• [Exercise prompt] Your task is to give the listing below back word for word, pictures excluded.

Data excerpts

• • • • •

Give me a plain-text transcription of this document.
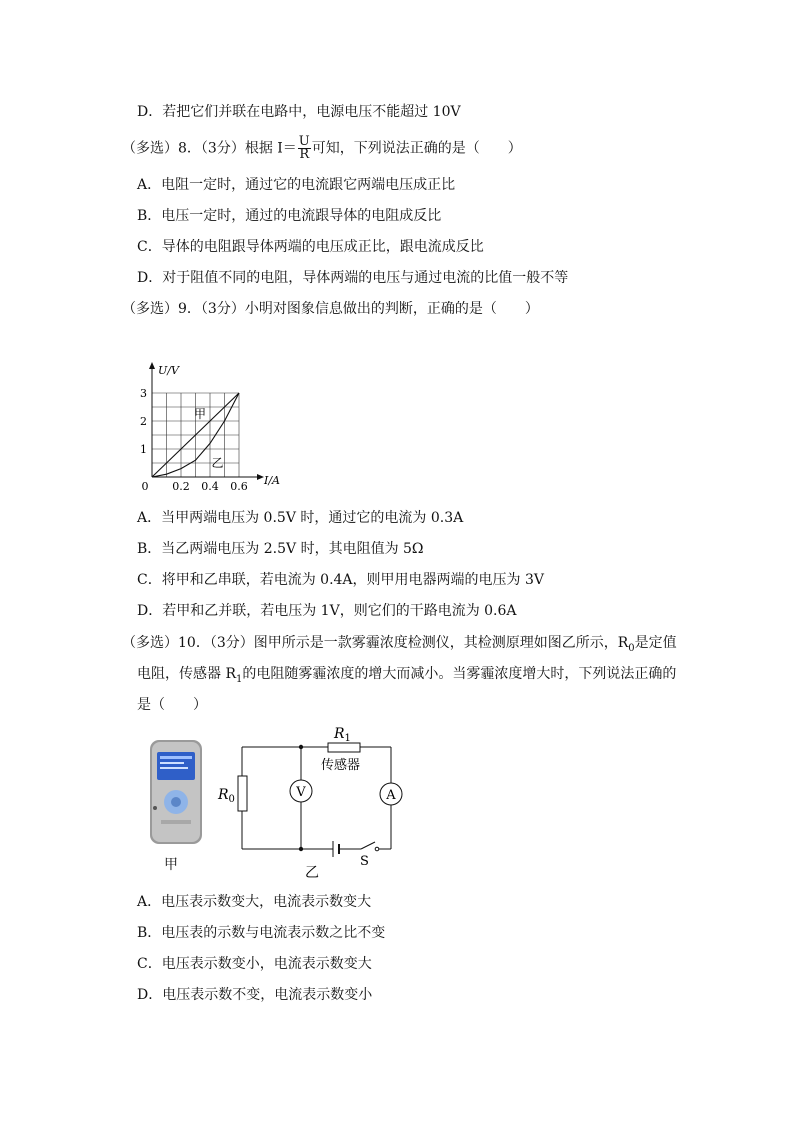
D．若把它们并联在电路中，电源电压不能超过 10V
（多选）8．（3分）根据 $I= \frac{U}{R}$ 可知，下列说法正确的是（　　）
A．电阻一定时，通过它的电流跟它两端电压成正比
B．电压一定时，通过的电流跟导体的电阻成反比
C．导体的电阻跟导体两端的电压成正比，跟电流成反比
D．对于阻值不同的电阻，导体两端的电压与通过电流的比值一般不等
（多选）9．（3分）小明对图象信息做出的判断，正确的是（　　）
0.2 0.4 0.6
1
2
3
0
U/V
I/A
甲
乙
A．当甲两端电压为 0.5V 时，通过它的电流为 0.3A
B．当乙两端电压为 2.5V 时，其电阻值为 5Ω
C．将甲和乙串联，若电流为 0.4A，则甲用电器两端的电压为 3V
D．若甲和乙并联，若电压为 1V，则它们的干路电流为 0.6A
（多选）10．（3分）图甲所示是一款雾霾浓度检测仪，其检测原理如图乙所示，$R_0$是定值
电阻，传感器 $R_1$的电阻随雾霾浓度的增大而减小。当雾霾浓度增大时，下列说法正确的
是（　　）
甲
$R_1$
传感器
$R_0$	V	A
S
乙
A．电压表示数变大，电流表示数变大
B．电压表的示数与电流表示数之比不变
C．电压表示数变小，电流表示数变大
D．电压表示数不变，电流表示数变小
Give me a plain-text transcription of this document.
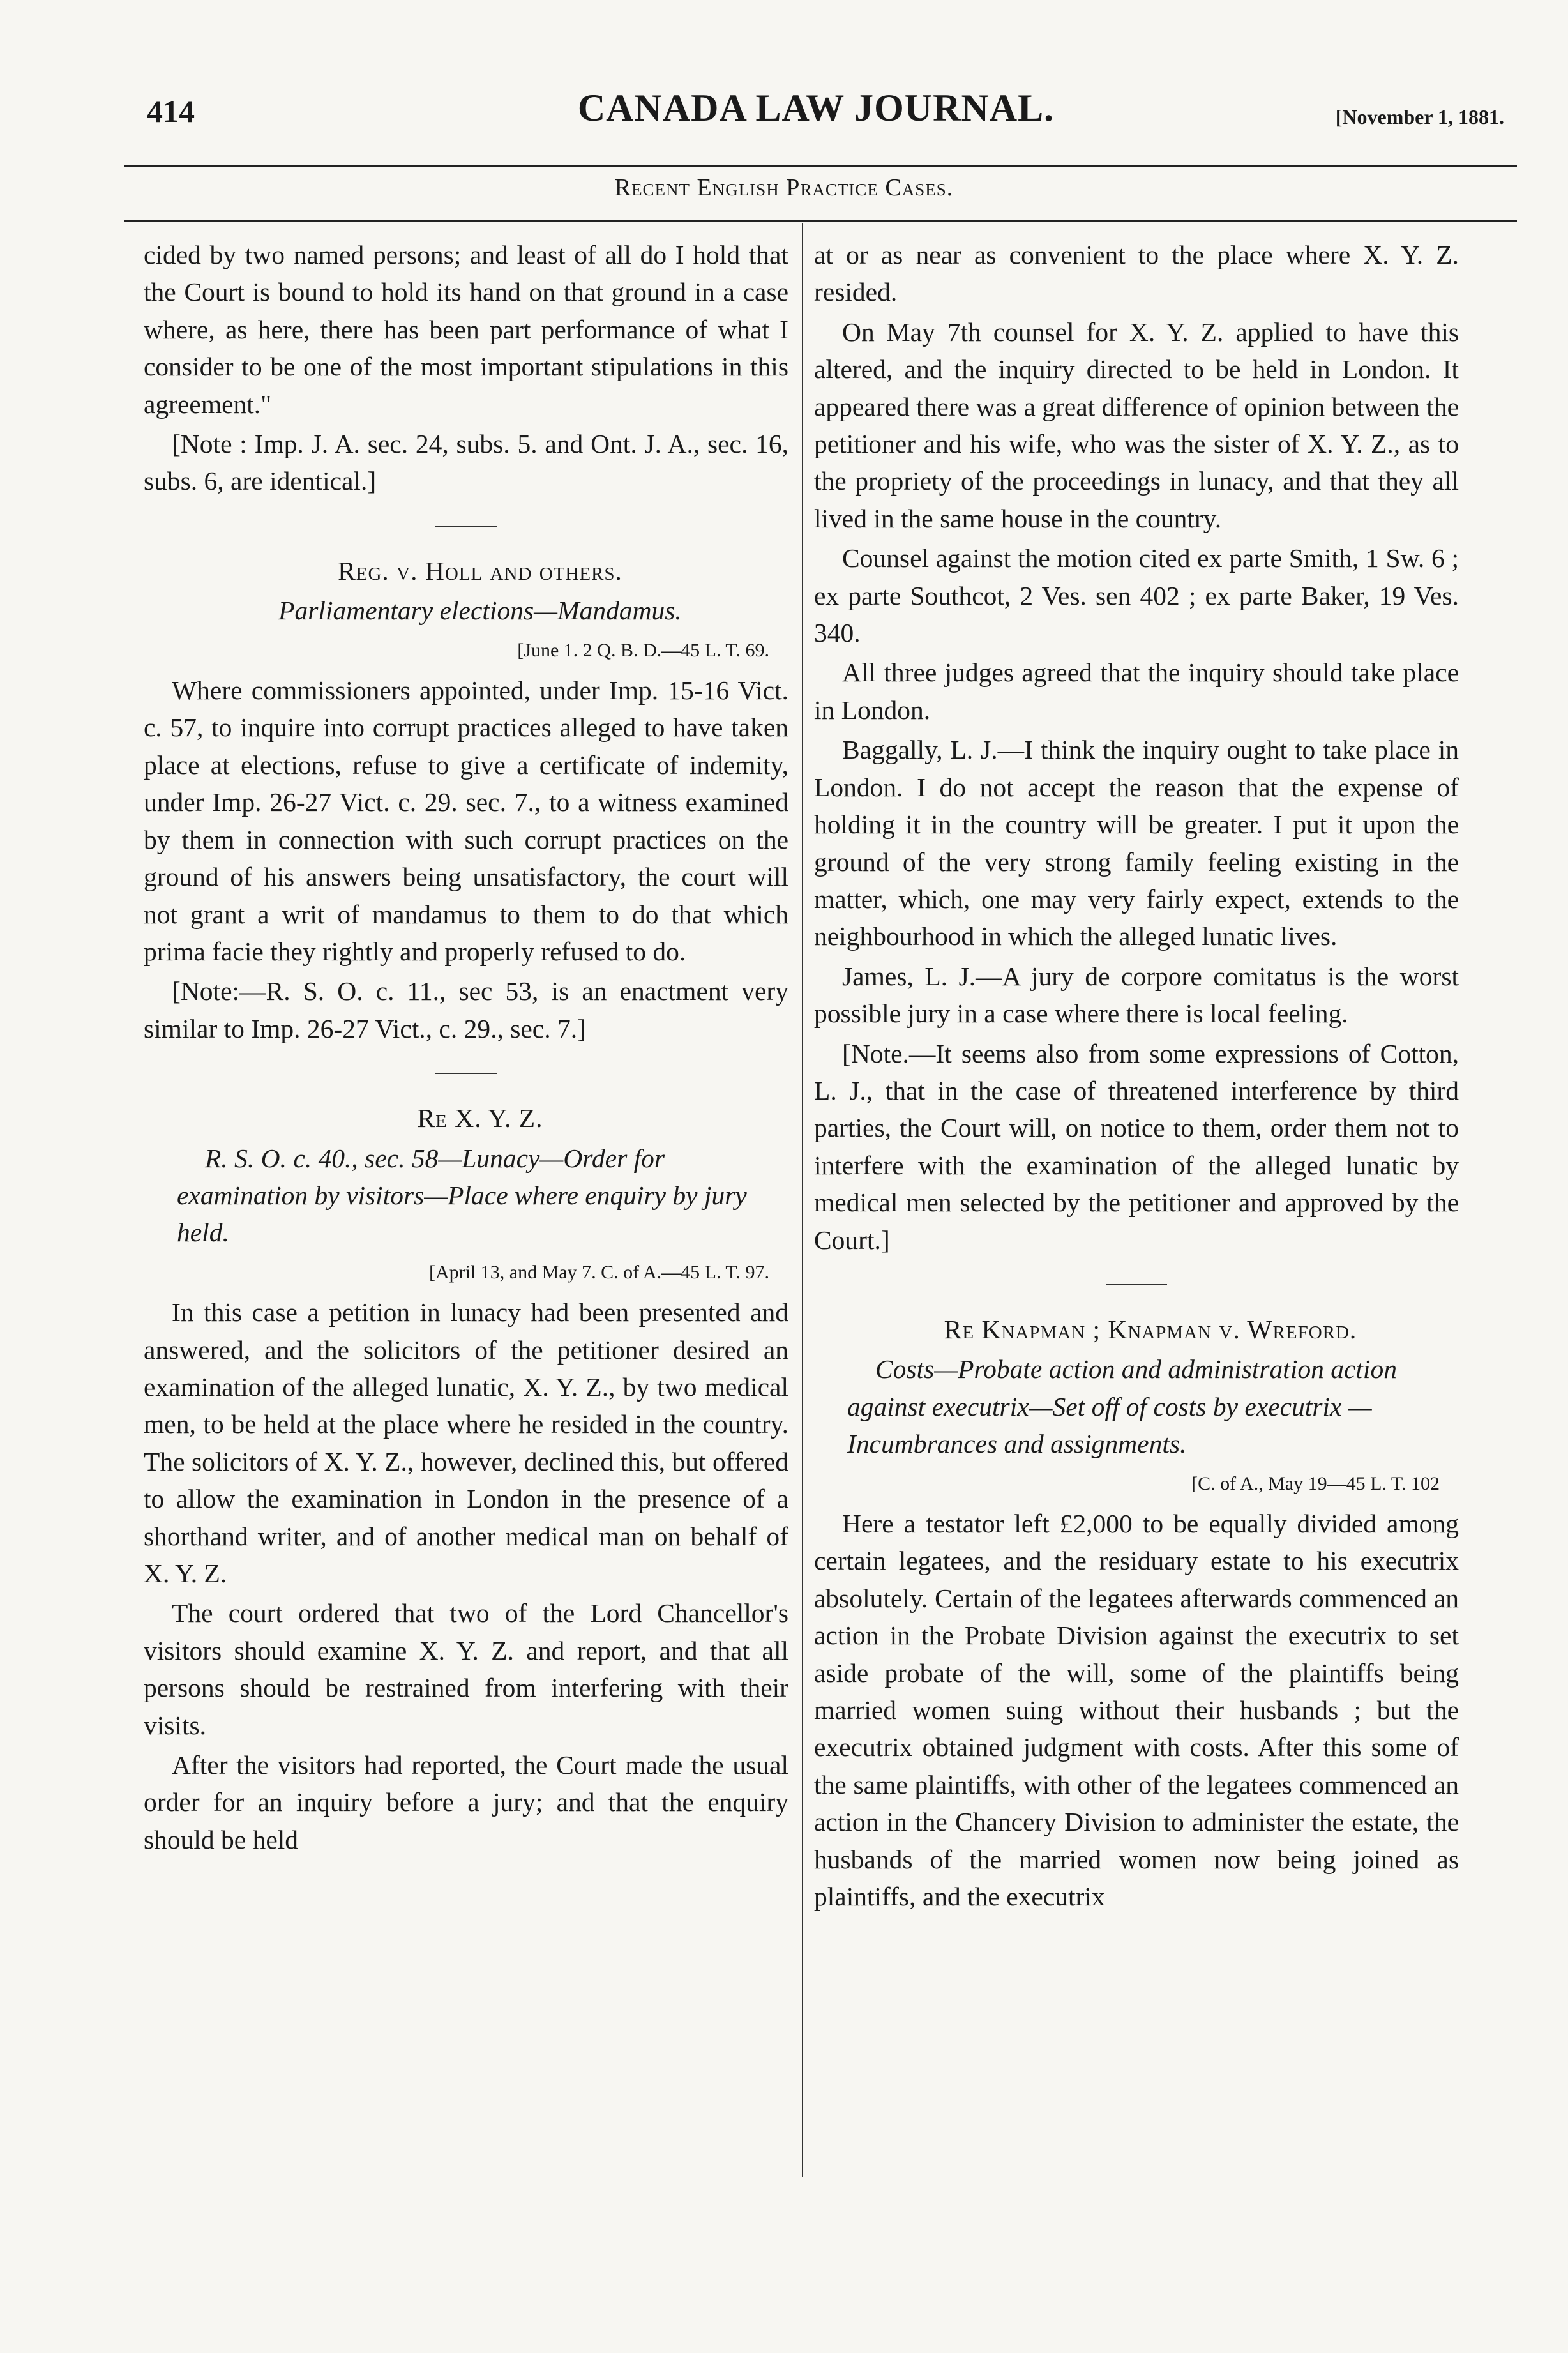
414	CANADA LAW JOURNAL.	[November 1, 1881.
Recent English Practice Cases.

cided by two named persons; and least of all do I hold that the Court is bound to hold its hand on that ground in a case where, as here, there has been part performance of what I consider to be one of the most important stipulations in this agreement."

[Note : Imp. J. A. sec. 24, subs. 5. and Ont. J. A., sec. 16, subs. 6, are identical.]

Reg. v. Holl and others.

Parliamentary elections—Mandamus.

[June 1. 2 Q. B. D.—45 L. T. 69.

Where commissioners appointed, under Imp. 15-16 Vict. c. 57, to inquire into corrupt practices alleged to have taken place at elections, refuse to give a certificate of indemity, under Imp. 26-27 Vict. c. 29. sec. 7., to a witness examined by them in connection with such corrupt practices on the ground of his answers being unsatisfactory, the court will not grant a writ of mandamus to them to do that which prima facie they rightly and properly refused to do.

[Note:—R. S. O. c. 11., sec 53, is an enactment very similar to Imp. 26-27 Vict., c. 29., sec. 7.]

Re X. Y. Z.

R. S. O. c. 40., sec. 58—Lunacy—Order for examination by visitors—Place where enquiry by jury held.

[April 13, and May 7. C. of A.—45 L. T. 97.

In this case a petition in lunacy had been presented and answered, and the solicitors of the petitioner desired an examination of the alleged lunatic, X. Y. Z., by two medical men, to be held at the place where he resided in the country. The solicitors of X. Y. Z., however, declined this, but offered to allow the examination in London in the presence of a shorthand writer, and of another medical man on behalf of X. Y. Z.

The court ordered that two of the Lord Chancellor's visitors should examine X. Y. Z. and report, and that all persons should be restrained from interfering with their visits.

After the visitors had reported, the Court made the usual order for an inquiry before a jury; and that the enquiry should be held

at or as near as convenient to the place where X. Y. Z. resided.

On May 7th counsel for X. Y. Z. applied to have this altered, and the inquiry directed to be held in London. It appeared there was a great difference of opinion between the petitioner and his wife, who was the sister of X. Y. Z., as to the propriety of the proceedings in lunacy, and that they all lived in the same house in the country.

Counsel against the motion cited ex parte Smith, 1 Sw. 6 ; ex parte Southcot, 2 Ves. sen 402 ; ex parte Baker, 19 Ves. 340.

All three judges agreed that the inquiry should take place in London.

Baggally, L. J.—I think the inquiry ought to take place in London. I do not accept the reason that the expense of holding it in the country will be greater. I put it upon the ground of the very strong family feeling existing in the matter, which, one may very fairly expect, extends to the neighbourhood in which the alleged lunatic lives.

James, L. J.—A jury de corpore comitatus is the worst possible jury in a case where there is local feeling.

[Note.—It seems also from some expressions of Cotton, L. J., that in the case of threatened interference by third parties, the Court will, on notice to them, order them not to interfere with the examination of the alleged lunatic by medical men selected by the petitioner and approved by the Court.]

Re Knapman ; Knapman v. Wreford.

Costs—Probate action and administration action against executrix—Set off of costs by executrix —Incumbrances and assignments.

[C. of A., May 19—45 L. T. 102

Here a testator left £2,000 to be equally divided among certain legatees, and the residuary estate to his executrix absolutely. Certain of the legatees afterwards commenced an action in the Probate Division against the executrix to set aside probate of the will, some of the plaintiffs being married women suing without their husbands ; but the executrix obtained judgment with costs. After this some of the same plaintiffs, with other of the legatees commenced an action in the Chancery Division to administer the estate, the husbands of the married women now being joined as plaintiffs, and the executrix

• • • • •

• [Solution for this task]
Give me a plain-text transcription of this document.
D．若把它们并联在电路中，电源电压不能超过 10V
（多选）8．（3分）根据 $I= \frac{U}{R}$ 可知，下列说法正确的是（　　）
A．电阻一定时，通过它的电流跟它两端电压成正比
B．电压一定时，通过的电流跟导体的电阻成反比
C．导体的电阻跟导体两端的电压成正比，跟电流成反比
D．对于阻值不同的电阻，导体两端的电压与通过电流的比值一般不等
（多选）9．（3分）小明对图象信息做出的判断，正确的是（　　）
0.2 0.4 0.6
1
2
3
0
U/V
I/A
甲
乙
A．当甲两端电压为 0.5V 时，通过它的电流为 0.3A
B．当乙两端电压为 2.5V 时，其电阻值为 5Ω
C．将甲和乙串联，若电流为 0.4A，则甲用电器两端的电压为 3V
D．若甲和乙并联，若电压为 1V，则它们的干路电流为 0.6A
（多选）10．（3分）图甲所示是一款雾霾浓度检测仪，其检测原理如图乙所示，$R_0$是定值
电阻，传感器 $R_1$的电阻随雾霾浓度的增大而减小。当雾霾浓度增大时，下列说法正确的
是（　　）
甲
$R_1$
传感器
$R_0$	V	A
S
乙
A．电压表示数变大，电流表示数变大
B．电压表的示数与电流表示数之比不变
C．电压表示数变小，电流表示数变大
D．电压表示数不变，电流表示数变小
Give me a plain-text transcription of this document.
414	CANADA LAW JOURNAL.	[November 1, 1881.
Recent English Practice Cases.

cided by two named persons; and least of all do I hold that the Court is bound to hold its hand on that ground in a case where, as here, there has been part performance of what I consider to be one of the most important stipulations in this agreement."

[Note : Imp. J. A. sec. 24, subs. 5. and Ont. J. A., sec. 16, subs. 6, are identical.]

Reg. v. Holl and others.

Parliamentary elections—Mandamus.

[June 1. 2 Q. B. D.—45 L. T. 69.

Where commissioners appointed, under Imp. 15-16 Vict. c. 57, to inquire into corrupt practices alleged to have taken place at elections, refuse to give a certificate of indemity, under Imp. 26-27 Vict. c. 29. sec. 7., to a witness examined by them in connection with such corrupt practices on the ground of his answers being unsatisfactory, the court will not grant a writ of mandamus to them to do that which prima facie they rightly and properly refused to do.

[Note:—R. S. O. c. 11., sec 53, is an enactment very similar to Imp. 26-27 Vict., c. 29., sec. 7.]

Re X. Y. Z.

R. S. O. c. 40., sec. 58—Lunacy—Order for examination by visitors—Place where enquiry by jury held.

[April 13, and May 7. C. of A.—45 L. T. 97.

In this case a petition in lunacy had been presented and answered, and the solicitors of the petitioner desired an examination of the alleged lunatic, X. Y. Z., by two medical men, to be held at the place where he resided in the country. The solicitors of X. Y. Z., however, declined this, but offered to allow the examination in London in the presence of a shorthand writer, and of another medical man on behalf of X. Y. Z.

The court ordered that two of the Lord Chancellor's visitors should examine X. Y. Z. and report, and that all persons should be restrained from interfering with their visits.

After the visitors had reported, the Court made the usual order for an inquiry before a jury; and that the enquiry should be held

at or as near as convenient to the place where X. Y. Z. resided.

On May 7th counsel for X. Y. Z. applied to have this altered, and the inquiry directed to be held in London. It appeared there was a great difference of opinion between the petitioner and his wife, who was the sister of X. Y. Z., as to the propriety of the proceedings in lunacy, and that they all lived in the same house in the country.

Counsel against the motion cited ex parte Smith, 1 Sw. 6 ; ex parte Southcot, 2 Ves. sen 402 ; ex parte Baker, 19 Ves. 340.

All three judges agreed that the inquiry should take place in London.

Baggally, L. J.—I think the inquiry ought to take place in London. I do not accept the reason that the expense of holding it in the country will be greater. I put it upon the ground of the very strong family feeling existing in the matter, which, one may very fairly expect, extends to the neighbourhood in which the alleged lunatic lives.

James, L. J.—A jury de corpore comitatus is the worst possible jury in a case where there is local feeling.

[Note.—It seems also from some expressions of Cotton, L. J., that in the case of threatened interference by third parties, the Court will, on notice to them, order them not to interfere with the examination of the alleged lunatic by medical men selected by the petitioner and approved by the Court.]

Re Knapman ; Knapman v. Wreford.

Costs—Probate action and administration action against executrix—Set off of costs by executrix —Incumbrances and assignments.

[C. of A., May 19—45 L. T. 102

Here a testator left £2,000 to be equally divided among certain legatees, and the residuary estate to his executrix absolutely. Certain of the legatees afterwards commenced an action in the Probate Division against the executrix to set aside probate of the will, some of the plaintiffs being married women suing without their husbands ; but the executrix obtained judgment with costs. After this some of the same plaintiffs, with other of the legatees commenced an action in the Chancery Division to administer the estate, the husbands of the married women now being joined as plaintiffs, and the executrix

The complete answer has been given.